— BEGIN —

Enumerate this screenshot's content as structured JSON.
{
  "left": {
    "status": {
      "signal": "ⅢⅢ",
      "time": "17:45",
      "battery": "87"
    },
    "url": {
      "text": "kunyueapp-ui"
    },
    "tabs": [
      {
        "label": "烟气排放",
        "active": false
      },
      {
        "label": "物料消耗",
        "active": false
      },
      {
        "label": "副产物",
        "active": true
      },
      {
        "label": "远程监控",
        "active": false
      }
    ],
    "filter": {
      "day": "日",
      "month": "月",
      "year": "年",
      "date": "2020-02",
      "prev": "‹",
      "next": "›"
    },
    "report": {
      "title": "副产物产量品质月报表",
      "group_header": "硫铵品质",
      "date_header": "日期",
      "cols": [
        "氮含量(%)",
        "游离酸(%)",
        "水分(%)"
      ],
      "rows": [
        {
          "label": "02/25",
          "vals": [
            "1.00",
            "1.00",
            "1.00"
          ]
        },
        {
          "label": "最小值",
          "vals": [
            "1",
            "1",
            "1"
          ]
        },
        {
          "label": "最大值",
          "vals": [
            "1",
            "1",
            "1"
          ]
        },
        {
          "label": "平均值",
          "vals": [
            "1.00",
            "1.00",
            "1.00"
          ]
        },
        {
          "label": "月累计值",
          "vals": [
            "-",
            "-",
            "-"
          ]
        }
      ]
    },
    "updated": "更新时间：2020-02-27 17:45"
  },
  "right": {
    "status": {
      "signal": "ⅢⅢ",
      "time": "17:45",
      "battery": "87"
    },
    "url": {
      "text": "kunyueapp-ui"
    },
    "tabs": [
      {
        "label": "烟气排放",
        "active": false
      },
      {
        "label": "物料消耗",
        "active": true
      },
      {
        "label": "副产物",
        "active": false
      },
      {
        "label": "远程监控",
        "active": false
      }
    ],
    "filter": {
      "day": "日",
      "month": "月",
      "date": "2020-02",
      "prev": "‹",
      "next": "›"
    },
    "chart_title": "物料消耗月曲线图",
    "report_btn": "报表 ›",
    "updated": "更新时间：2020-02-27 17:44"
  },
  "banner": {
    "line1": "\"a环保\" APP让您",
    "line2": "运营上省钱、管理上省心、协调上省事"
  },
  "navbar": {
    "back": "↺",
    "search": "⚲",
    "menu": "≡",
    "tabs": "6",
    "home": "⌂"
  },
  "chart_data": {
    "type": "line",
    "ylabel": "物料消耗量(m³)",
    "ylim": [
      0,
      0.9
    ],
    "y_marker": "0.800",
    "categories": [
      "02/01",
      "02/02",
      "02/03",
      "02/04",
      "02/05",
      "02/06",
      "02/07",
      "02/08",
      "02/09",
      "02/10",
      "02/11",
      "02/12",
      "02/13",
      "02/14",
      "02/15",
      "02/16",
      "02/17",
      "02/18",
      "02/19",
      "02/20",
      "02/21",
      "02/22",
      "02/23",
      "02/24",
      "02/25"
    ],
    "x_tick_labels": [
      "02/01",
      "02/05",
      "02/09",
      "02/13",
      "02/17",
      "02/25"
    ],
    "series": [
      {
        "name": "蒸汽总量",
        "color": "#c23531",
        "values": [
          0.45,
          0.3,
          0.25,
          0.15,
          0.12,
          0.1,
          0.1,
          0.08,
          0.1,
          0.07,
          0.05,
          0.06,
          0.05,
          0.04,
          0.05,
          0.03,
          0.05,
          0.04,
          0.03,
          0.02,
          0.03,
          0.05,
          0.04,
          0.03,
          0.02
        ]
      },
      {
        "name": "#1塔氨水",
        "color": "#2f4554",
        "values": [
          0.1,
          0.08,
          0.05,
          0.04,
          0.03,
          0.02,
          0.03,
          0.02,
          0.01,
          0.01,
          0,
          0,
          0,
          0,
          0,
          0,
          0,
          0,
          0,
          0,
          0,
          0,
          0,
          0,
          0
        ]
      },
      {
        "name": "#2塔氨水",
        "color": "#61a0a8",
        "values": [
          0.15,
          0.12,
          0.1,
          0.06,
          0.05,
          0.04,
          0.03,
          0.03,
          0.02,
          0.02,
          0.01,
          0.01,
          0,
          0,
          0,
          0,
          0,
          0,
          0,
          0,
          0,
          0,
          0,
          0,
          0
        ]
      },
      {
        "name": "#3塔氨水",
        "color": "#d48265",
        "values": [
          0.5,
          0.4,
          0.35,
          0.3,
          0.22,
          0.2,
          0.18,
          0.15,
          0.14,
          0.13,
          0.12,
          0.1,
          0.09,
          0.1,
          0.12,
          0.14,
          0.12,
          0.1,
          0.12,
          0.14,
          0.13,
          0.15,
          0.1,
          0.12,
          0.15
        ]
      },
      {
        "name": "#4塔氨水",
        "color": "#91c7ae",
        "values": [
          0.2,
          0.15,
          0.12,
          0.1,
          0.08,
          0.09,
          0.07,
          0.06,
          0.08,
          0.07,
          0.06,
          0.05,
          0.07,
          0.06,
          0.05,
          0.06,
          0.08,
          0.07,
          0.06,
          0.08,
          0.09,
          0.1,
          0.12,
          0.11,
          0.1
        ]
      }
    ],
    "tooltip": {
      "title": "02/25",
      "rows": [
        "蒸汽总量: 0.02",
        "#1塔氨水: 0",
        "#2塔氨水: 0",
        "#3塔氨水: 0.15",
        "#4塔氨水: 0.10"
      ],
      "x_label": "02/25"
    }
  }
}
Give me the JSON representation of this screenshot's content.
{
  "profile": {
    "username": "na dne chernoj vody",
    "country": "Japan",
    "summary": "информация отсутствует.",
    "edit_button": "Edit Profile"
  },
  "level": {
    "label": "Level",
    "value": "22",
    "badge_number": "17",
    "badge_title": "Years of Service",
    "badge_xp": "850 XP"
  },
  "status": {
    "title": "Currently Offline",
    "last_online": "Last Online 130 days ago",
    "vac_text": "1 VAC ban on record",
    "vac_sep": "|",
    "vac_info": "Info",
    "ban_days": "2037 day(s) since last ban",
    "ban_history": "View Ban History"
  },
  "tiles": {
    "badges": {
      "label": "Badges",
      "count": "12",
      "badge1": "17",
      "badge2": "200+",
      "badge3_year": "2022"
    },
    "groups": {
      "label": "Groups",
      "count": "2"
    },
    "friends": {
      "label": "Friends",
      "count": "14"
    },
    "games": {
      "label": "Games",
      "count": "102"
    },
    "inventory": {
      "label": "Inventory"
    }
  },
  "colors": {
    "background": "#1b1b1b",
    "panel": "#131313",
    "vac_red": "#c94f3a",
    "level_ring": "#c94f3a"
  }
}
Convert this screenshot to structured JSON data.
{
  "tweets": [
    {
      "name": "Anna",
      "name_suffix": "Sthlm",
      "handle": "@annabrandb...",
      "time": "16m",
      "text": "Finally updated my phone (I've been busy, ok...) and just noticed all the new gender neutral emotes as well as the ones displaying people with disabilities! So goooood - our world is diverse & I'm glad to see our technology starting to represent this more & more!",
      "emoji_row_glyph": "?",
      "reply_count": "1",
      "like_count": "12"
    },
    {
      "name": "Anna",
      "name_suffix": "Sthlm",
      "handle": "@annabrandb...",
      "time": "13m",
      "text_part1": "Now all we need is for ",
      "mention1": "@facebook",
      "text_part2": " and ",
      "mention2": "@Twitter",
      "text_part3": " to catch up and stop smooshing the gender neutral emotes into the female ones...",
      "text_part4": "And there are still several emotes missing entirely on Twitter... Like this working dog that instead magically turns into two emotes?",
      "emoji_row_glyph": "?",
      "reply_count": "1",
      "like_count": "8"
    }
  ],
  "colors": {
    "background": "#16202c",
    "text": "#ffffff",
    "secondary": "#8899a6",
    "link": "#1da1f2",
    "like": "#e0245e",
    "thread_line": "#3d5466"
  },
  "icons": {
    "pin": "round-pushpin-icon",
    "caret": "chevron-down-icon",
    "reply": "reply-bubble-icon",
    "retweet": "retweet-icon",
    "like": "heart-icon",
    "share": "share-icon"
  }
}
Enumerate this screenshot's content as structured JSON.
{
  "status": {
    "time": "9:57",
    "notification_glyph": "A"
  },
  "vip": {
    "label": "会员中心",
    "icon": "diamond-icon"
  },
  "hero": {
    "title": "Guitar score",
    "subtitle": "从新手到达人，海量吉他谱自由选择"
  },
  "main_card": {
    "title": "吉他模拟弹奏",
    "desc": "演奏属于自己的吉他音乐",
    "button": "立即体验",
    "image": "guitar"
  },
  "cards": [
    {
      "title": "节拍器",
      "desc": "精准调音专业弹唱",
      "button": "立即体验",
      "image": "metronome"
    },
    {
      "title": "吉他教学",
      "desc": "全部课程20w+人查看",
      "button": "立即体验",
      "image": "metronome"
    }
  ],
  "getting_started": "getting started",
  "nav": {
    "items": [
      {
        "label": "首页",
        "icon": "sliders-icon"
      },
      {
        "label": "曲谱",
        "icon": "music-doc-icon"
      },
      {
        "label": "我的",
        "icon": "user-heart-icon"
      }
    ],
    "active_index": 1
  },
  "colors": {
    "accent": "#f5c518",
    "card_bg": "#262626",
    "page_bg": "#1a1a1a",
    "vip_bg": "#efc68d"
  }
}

— END —

> [Directions for this task]: Search the data for "Twitter". Copy every line that has it.

> [Answer for the task]:
      "mention2": "@Twitter",
      "text_part4": "And there are still several emotes missing entirely on Twitter... Like this working dog that instead magically turns into two emotes?",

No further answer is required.